◆ Instruction
Examine the entries and show every line in which the word "kind" is found.

◆ Records to use
◆ ◆ ◆ ◆ ◆ ◆ ◆
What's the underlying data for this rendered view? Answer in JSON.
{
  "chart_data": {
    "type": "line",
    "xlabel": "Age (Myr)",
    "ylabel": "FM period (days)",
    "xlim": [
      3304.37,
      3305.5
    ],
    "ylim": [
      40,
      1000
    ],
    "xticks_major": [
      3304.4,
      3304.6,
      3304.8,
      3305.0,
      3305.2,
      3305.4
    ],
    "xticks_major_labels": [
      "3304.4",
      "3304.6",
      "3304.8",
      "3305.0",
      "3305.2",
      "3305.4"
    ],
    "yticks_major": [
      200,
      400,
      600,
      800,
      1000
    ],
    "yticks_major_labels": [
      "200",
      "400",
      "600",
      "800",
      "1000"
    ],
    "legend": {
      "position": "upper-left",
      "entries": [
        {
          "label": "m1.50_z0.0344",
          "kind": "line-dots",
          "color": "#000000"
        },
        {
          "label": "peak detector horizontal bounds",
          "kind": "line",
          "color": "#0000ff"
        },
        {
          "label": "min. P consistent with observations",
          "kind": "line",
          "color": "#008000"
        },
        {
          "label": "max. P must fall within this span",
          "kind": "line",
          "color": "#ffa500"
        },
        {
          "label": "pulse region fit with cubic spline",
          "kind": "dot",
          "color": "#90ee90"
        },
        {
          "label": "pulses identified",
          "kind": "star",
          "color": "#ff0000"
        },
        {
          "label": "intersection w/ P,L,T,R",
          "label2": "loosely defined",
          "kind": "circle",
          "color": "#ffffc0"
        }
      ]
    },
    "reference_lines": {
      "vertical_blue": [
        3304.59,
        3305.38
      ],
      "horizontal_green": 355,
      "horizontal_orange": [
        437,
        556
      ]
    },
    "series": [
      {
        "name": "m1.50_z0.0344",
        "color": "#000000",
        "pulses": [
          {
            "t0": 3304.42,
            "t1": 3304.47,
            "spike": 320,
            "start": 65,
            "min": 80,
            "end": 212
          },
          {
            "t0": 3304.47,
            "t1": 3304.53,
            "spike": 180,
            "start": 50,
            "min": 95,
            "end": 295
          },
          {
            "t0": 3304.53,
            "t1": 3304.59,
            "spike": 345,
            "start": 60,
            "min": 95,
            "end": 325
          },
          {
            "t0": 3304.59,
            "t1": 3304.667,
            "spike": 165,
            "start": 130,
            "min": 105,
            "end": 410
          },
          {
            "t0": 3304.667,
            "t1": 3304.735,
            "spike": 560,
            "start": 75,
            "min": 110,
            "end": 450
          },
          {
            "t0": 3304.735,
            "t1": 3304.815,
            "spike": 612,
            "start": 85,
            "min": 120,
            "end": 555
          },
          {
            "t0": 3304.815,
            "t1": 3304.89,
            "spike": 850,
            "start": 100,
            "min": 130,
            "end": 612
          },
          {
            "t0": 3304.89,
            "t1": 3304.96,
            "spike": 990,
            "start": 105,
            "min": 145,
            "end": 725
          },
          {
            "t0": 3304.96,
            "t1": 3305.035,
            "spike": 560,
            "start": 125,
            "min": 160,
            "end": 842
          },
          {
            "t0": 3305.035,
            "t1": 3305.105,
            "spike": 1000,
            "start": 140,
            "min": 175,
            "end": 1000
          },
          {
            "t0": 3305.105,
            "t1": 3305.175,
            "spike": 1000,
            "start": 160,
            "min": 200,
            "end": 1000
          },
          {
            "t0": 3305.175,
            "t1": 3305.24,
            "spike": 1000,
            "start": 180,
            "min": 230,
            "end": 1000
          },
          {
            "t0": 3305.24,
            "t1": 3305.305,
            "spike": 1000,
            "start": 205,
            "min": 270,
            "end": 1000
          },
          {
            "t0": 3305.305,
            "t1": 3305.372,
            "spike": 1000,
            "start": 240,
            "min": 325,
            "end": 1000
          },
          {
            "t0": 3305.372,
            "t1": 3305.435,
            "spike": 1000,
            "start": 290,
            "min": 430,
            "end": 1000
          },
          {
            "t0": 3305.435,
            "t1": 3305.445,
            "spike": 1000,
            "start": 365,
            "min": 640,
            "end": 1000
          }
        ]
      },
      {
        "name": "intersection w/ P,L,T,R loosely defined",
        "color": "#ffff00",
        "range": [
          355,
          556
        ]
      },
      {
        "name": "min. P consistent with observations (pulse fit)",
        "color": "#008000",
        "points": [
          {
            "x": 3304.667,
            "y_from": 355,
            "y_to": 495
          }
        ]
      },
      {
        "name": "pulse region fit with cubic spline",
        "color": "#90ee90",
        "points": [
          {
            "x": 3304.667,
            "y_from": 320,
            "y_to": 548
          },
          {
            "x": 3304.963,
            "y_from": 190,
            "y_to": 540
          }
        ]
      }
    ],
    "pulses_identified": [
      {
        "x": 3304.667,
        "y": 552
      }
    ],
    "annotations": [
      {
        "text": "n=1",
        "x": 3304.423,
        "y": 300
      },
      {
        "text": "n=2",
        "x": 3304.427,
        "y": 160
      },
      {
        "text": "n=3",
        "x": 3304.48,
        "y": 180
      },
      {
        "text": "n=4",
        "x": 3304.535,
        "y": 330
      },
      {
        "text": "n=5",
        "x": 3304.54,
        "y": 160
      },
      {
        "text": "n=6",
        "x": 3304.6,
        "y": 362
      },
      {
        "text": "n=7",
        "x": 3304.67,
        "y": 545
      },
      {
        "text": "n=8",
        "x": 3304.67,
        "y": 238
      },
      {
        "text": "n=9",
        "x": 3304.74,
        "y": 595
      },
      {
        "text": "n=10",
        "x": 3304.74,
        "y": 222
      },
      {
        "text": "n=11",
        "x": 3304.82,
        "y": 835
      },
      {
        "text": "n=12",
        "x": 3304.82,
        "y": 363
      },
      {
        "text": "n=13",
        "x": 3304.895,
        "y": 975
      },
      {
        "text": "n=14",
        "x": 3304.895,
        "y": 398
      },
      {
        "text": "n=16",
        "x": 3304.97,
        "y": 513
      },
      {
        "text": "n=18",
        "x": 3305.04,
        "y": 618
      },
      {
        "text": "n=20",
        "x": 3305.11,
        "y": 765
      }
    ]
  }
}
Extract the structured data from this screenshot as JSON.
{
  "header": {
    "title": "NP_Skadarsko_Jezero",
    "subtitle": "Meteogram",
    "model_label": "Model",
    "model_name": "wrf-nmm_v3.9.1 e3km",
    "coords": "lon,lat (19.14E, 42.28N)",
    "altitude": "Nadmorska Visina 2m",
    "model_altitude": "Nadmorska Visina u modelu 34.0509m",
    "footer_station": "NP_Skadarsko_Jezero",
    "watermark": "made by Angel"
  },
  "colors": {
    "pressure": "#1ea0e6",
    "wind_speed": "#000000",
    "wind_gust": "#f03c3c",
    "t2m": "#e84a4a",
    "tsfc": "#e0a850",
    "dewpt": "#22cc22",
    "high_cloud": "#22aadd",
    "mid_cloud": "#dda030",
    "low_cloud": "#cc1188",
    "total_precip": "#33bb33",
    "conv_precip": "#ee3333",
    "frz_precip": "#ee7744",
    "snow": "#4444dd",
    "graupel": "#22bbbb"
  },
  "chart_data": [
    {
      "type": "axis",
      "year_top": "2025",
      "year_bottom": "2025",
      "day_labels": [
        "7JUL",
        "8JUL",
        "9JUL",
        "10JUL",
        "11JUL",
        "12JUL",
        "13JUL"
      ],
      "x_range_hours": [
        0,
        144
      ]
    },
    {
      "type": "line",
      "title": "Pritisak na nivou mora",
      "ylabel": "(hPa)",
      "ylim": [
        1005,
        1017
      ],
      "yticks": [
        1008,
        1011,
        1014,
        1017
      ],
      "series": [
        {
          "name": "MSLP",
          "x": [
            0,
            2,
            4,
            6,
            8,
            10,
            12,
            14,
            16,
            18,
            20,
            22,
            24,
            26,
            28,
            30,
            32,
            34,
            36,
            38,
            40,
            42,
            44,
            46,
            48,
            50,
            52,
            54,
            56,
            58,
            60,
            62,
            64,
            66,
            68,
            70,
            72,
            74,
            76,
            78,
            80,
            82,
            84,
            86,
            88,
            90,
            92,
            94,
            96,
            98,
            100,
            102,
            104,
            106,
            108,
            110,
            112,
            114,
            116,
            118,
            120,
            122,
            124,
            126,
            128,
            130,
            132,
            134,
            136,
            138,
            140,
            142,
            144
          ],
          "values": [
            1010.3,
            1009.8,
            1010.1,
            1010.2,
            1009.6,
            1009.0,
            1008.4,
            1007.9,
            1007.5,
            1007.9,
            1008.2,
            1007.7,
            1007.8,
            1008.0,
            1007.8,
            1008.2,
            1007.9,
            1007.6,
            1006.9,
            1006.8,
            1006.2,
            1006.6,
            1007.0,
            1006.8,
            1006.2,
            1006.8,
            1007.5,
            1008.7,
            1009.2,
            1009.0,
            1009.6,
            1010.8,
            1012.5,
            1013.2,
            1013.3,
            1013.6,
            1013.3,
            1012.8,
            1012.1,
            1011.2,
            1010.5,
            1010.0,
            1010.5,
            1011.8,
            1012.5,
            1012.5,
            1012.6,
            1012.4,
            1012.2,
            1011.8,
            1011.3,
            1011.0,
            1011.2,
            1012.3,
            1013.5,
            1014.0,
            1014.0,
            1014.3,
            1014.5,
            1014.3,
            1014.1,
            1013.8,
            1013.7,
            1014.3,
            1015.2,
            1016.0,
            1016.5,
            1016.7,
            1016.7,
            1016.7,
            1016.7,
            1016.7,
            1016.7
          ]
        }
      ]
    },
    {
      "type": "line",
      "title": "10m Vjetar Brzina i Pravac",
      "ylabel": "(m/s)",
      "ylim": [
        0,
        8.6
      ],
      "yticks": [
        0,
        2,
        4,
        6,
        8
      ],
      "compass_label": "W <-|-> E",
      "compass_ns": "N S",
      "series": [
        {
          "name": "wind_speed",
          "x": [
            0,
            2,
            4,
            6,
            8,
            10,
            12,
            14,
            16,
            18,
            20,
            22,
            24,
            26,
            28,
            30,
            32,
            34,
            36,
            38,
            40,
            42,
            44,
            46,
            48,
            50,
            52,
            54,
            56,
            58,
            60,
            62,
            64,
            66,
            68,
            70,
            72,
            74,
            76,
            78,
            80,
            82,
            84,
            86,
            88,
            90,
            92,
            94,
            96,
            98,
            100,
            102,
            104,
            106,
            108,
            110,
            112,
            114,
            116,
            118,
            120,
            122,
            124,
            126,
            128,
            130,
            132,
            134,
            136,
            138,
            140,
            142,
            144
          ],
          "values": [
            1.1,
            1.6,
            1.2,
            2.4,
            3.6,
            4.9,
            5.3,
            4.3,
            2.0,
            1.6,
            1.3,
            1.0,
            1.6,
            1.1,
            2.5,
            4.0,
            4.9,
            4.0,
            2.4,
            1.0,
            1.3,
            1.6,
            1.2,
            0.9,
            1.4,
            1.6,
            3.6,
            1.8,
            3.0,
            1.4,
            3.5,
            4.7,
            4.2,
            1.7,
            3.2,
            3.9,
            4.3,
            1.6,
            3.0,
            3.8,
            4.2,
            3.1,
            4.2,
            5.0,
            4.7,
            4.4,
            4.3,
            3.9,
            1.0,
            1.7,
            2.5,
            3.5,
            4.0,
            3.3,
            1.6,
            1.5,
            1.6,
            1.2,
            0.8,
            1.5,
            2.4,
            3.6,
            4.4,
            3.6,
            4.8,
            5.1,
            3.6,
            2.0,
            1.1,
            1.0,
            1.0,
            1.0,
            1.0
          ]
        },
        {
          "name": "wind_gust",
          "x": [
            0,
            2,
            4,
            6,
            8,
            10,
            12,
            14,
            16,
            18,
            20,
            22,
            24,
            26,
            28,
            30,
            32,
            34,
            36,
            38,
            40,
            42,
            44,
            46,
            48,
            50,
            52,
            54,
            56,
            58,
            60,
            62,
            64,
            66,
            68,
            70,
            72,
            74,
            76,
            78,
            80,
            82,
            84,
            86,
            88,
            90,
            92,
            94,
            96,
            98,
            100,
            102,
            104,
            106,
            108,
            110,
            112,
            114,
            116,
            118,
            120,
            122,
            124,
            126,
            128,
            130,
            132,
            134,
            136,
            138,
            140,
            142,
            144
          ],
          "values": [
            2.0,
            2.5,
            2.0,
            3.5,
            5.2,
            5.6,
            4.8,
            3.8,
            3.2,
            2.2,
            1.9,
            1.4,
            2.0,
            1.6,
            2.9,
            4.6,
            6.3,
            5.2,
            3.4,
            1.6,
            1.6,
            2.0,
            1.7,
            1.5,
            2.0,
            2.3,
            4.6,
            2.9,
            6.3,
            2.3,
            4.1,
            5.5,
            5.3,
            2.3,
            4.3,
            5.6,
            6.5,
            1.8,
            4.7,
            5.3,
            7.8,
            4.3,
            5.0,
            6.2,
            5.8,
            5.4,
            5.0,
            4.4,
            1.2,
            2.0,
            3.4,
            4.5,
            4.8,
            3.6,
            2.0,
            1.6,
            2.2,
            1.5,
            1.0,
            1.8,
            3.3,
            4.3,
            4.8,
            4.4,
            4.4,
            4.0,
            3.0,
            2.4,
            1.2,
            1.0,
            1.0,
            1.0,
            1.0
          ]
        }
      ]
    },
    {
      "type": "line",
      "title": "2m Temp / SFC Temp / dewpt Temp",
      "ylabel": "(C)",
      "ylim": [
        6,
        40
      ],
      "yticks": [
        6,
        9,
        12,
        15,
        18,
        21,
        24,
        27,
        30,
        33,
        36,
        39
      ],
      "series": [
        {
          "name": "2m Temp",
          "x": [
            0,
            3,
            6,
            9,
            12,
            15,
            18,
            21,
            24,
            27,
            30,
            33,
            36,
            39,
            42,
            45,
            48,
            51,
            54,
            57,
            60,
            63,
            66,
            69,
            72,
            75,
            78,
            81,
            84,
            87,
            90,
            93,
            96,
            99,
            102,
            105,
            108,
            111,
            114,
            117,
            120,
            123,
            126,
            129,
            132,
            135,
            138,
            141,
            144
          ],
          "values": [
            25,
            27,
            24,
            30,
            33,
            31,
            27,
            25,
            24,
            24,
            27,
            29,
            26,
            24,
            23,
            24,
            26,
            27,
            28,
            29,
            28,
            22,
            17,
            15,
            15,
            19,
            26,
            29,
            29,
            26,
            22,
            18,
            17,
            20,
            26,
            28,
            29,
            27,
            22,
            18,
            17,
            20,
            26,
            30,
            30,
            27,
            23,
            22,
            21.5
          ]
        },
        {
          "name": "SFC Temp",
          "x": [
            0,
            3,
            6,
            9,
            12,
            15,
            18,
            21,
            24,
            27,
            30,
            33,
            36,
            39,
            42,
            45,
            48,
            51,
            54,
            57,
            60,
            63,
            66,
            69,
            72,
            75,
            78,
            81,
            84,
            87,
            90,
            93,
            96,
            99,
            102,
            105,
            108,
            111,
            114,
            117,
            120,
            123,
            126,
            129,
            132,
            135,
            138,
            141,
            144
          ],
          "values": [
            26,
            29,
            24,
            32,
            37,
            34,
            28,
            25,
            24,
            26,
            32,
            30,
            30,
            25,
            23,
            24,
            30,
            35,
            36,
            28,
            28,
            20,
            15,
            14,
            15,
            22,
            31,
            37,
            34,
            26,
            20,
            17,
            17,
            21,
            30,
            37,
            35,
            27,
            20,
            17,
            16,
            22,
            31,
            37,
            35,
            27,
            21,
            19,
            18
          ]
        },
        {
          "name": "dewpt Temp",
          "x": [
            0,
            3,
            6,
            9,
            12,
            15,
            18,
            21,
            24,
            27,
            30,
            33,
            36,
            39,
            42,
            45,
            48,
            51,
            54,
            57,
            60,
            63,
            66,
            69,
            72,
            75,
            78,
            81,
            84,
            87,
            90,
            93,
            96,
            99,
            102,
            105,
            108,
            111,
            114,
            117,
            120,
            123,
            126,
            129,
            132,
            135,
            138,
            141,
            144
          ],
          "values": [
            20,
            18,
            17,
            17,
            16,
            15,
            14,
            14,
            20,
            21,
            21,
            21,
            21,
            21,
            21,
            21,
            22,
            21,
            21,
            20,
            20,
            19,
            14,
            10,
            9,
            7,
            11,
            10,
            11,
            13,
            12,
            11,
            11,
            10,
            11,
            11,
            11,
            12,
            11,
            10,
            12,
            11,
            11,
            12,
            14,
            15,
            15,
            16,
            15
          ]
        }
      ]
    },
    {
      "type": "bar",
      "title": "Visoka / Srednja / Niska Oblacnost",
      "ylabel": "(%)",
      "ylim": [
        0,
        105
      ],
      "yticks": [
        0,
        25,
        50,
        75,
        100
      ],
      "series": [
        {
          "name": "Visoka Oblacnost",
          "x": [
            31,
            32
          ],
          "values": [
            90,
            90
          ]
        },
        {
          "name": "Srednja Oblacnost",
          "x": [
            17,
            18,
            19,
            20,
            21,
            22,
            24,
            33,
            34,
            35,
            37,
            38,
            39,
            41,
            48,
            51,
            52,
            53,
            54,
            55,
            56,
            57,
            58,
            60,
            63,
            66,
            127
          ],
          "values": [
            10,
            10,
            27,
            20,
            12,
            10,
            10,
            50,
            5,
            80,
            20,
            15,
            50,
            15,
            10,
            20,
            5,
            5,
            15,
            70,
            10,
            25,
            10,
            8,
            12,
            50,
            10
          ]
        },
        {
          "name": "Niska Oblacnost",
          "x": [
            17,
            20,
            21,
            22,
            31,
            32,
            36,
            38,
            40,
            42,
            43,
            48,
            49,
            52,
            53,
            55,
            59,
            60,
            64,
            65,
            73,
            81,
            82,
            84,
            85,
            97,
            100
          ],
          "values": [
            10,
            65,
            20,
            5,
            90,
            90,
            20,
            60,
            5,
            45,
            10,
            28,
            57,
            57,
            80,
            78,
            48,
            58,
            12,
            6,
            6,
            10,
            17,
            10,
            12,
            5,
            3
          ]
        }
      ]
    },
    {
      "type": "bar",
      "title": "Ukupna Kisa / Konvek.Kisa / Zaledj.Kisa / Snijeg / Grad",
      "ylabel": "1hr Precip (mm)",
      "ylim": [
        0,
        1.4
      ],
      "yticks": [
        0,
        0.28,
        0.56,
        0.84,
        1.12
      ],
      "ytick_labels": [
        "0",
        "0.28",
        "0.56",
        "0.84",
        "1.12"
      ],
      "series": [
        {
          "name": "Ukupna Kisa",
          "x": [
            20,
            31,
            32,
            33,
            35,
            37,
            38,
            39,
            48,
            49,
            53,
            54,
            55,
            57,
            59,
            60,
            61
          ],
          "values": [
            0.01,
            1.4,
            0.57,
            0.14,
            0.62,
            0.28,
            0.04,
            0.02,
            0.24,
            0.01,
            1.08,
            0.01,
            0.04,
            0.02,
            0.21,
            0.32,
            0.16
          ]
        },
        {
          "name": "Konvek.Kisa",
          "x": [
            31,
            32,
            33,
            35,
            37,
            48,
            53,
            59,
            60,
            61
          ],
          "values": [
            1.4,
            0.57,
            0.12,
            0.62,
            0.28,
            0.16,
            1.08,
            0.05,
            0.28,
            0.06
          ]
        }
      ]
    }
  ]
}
◆ ◆ ◆ ◆ ◆ ◆ ◆
◆ Problem solution
          "kind": "line-dots",
          "kind": "line",
          "kind": "line",
          "kind": "line",
          "kind": "dot",
          "kind": "star",
          "kind": "circle",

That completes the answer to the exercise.